[Stored data entries]
-=-=-

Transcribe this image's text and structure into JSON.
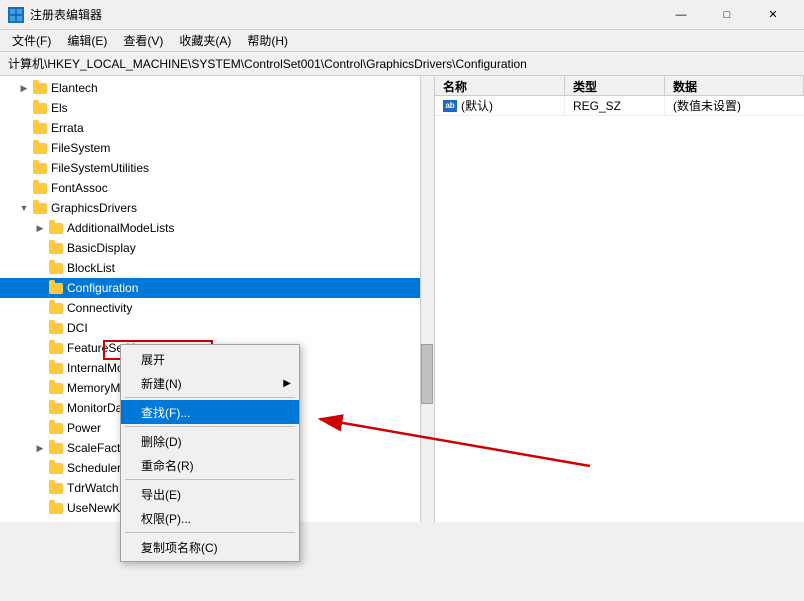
{
  "titleBar": {
    "icon": "🗄",
    "title": "注册表编辑器",
    "minimizeLabel": "—",
    "maximizeLabel": "□",
    "closeLabel": "✕"
  },
  "menuBar": {
    "items": [
      "文件(F)",
      "编辑(E)",
      "查看(V)",
      "收藏夹(A)",
      "帮助(H)"
    ]
  },
  "addressBar": {
    "path": "计算机\\HKEY_LOCAL_MACHINE\\SYSTEM\\ControlSet001\\Control\\GraphicsDrivers\\Configuration"
  },
  "columns": {
    "name": "名称",
    "type": "类型",
    "data": "数据"
  },
  "registryEntries": [
    {
      "name": "(默认)",
      "namePrefix": "ab",
      "type": "REG_SZ",
      "data": "(数值未设置)"
    }
  ],
  "treeItems": [
    {
      "level": 1,
      "text": "Elantech",
      "hasExpander": true,
      "expanded": false
    },
    {
      "level": 1,
      "text": "Els",
      "hasExpander": false,
      "expanded": false
    },
    {
      "level": 1,
      "text": "Errata",
      "hasExpander": false,
      "expanded": false
    },
    {
      "level": 1,
      "text": "FileSystem",
      "hasExpander": false,
      "expanded": false
    },
    {
      "level": 1,
      "text": "FileSystemUtilities",
      "hasExpander": false,
      "expanded": false
    },
    {
      "level": 1,
      "text": "FontAssoc",
      "hasExpander": false,
      "expanded": false
    },
    {
      "level": 1,
      "text": "GraphicsDrivers",
      "hasExpander": true,
      "expanded": true
    },
    {
      "level": 2,
      "text": "AdditionalModeLists",
      "hasExpander": true,
      "expanded": false
    },
    {
      "level": 2,
      "text": "BasicDisplay",
      "hasExpander": false,
      "expanded": false
    },
    {
      "level": 2,
      "text": "BlockList",
      "hasExpander": false,
      "expanded": false
    },
    {
      "level": 2,
      "text": "Configuration",
      "hasExpander": false,
      "expanded": false,
      "selected": true
    },
    {
      "level": 2,
      "text": "Connectivity",
      "hasExpander": false,
      "expanded": false
    },
    {
      "level": 2,
      "text": "DCI",
      "hasExpander": false,
      "expanded": false
    },
    {
      "level": 2,
      "text": "FeatureSetUs...",
      "hasExpander": false,
      "expanded": false
    },
    {
      "level": 2,
      "text": "InternalMon...",
      "hasExpander": false,
      "expanded": false
    },
    {
      "level": 2,
      "text": "MemoryMan...",
      "hasExpander": false,
      "expanded": false
    },
    {
      "level": 2,
      "text": "MonitorData",
      "hasExpander": false,
      "expanded": false
    },
    {
      "level": 2,
      "text": "Power",
      "hasExpander": false,
      "expanded": false
    },
    {
      "level": 2,
      "text": "ScaleFactors",
      "hasExpander": true,
      "expanded": false
    },
    {
      "level": 2,
      "text": "Scheduler",
      "hasExpander": false,
      "expanded": false
    },
    {
      "level": 2,
      "text": "TdrWatch",
      "hasExpander": false,
      "expanded": false
    },
    {
      "level": 2,
      "text": "UseNewKey",
      "hasExpander": false,
      "expanded": false
    }
  ],
  "contextMenu": {
    "items": [
      {
        "label": "展开",
        "type": "item"
      },
      {
        "label": "新建(N)",
        "type": "item",
        "hasArrow": true
      },
      {
        "type": "separator"
      },
      {
        "label": "查找(F)...",
        "type": "item",
        "highlighted": true
      },
      {
        "type": "separator"
      },
      {
        "label": "删除(D)",
        "type": "item"
      },
      {
        "label": "重命名(R)",
        "type": "item"
      },
      {
        "type": "separator"
      },
      {
        "label": "导出(E)",
        "type": "item"
      },
      {
        "label": "权限(P)...",
        "type": "item"
      },
      {
        "type": "separator"
      },
      {
        "label": "复制项名称(C)",
        "type": "item"
      }
    ]
  }
}
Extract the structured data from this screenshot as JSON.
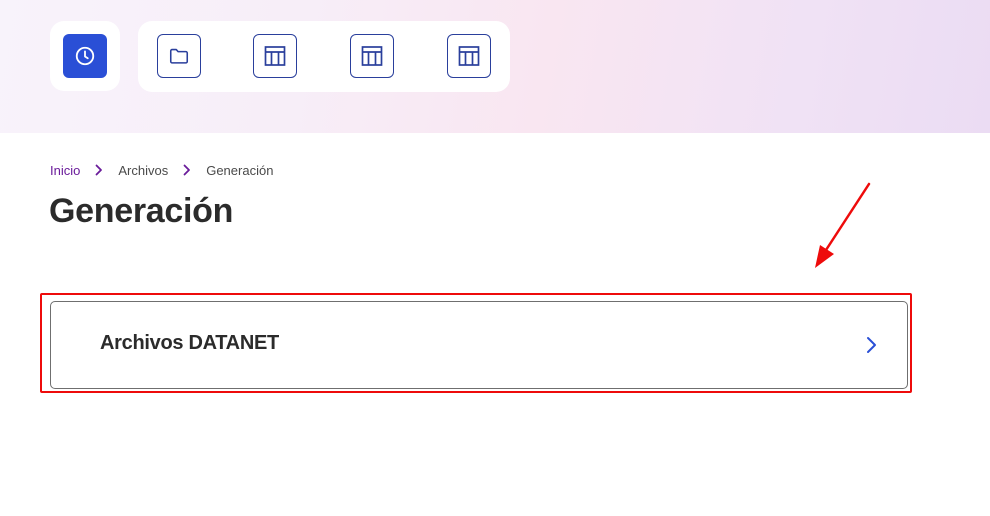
{
  "quick_access": {
    "active": {
      "icon": "clock-icon"
    },
    "items": [
      {
        "icon": "folder-icon"
      },
      {
        "icon": "table-icon"
      },
      {
        "icon": "table-icon"
      },
      {
        "icon": "table-icon"
      }
    ]
  },
  "breadcrumb": {
    "items": [
      "Inicio",
      "Archivos",
      "Generación"
    ]
  },
  "page": {
    "title": "Generación"
  },
  "options": [
    {
      "label": "Archivos DATANET",
      "icon": "chevron-right-icon"
    }
  ],
  "annotation": {
    "highlight_color": "#ee0b0b",
    "arrow_color": "#ee0b0b"
  },
  "colors": {
    "accent": "#2a4fd6",
    "breadcrumb_link": "#6a1b9a",
    "text": "#2b2b2b"
  }
}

-=-=-

(Instruction) Review the preceding data and report every line that includes the string "JSON".

(Answer)
Transcribe this image's text and structure into JSON.
Extract the structured data from this screenshot as JSON.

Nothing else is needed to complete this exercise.